▶ **AIM**: Set down each entry from the block beneath, exactly as written.

++++++

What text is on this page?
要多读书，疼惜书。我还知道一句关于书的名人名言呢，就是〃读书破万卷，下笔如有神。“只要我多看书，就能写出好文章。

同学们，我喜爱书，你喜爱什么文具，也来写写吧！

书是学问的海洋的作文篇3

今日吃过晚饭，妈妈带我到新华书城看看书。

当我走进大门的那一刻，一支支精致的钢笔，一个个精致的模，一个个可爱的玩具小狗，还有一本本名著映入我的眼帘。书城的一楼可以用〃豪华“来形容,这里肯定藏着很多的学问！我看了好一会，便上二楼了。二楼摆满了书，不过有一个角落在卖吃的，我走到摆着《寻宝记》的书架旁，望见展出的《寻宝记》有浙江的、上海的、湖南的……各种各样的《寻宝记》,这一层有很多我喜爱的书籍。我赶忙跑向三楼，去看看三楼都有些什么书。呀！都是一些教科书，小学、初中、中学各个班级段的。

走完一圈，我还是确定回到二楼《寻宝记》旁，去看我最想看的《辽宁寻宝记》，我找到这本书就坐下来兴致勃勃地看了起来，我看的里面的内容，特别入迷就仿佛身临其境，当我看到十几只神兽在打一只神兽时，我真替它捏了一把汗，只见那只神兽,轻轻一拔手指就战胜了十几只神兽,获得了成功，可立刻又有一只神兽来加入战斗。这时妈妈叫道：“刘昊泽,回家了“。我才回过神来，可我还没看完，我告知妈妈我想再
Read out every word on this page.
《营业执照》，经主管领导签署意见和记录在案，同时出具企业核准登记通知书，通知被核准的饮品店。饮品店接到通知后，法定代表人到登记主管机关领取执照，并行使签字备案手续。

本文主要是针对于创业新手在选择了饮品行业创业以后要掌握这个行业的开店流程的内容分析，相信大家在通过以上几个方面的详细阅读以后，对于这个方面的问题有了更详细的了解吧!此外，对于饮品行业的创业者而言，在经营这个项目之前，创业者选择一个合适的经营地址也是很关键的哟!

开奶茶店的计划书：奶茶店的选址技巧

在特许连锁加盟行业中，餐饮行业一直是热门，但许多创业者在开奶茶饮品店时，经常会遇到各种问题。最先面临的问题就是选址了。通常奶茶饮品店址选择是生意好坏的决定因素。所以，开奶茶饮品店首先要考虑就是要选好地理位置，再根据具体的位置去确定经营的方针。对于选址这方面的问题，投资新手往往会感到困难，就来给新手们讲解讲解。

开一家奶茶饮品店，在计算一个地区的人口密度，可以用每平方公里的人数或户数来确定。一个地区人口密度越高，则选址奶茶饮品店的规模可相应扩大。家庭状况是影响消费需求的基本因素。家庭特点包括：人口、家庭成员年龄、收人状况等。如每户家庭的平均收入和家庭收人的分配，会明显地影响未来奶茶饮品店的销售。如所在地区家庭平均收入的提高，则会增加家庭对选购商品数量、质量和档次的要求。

++++++

▶ **OUTPUT**:
What text is on this page?
要多读书，疼惜书。我还知道一句关于书的名人名言呢，就是〃读书破万卷，下笔如有神。“只要我多看书，就能写出好文章。

同学们，我喜爱书，你喜爱什么文具，也来写写吧！

书是学问的海洋的作文篇3

今日吃过晚饭，妈妈带我到新华书城看看书。

当我走进大门的那一刻，一支支精致的钢笔，一个个精致的模，一个个可爱的玩具小狗，还有一本本名著映入我的眼帘。书城的一楼可以用〃豪华“来形容,这里肯定藏着很多的学问！我看了好一会，便上二楼了。二楼摆满了书，不过有一个角落在卖吃的，我走到摆着《寻宝记》的书架旁，望见展出的《寻宝记》有浙江的、上海的、湖南的……各种各样的《寻宝记》,这一层有很多我喜爱的书籍。我赶忙跑向三楼，去看看三楼都有些什么书。呀！都是一些教科书，小学、初中、中学各个班级段的。

走完一圈，我还是确定回到二楼《寻宝记》旁，去看我最想看的《辽宁寻宝记》，我找到这本书就坐下来兴致勃勃地看了起来，我看的里面的内容，特别入迷就仿佛身临其境，当我看到十几只神兽在打一只神兽时，我真替它捏了一把汗，只见那只神兽,轻轻一拔手指就战胜了十几只神兽,获得了成功，可立刻又有一只神兽来加入战斗。这时妈妈叫道：“刘昊泽,回家了“。我才回过神来，可我还没看完，我告知妈妈我想再
Read out every word on this page.
《营业执照》，经主管领导签署意见和记录在案，同时出具企业核准登记通知书，通知被核准的饮品店。饮品店接到通知后，法定代表人到登记主管机关领取执照，并行使签字备案手续。

本文主要是针对于创业新手在选择了饮品行业创业以后要掌握这个行业的开店流程的内容分析，相信大家在通过以上几个方面的详细阅读以后，对于这个方面的问题有了更详细的了解吧!此外，对于饮品行业的创业者而言，在经营这个项目之前，创业者选择一个合适的经营地址也是很关键的哟!

开奶茶店的计划书：奶茶店的选址技巧

在特许连锁加盟行业中，餐饮行业一直是热门，但许多创业者在开奶茶饮品店时，经常会遇到各种问题。最先面临的问题就是选址了。通常奶茶饮品店址选择是生意好坏的决定因素。所以，开奶茶饮品店首先要考虑就是要选好地理位置，再根据具体的位置去确定经营的方针。对于选址这方面的问题，投资新手往往会感到困难，就来给新手们讲解讲解。

开一家奶茶饮品店，在计算一个地区的人口密度，可以用每平方公里的人数或户数来确定。一个地区人口密度越高，则选址奶茶饮品店的规模可相应扩大。家庭状况是影响消费需求的基本因素。家庭特点包括：人口、家庭成员年龄、收人状况等。如每户家庭的平均收入和家庭收人的分配，会明显地影响未来奶茶饮品店的销售。如所在地区家庭平均收入的提高，则会增加家庭对选购商品数量、质量和档次的要求。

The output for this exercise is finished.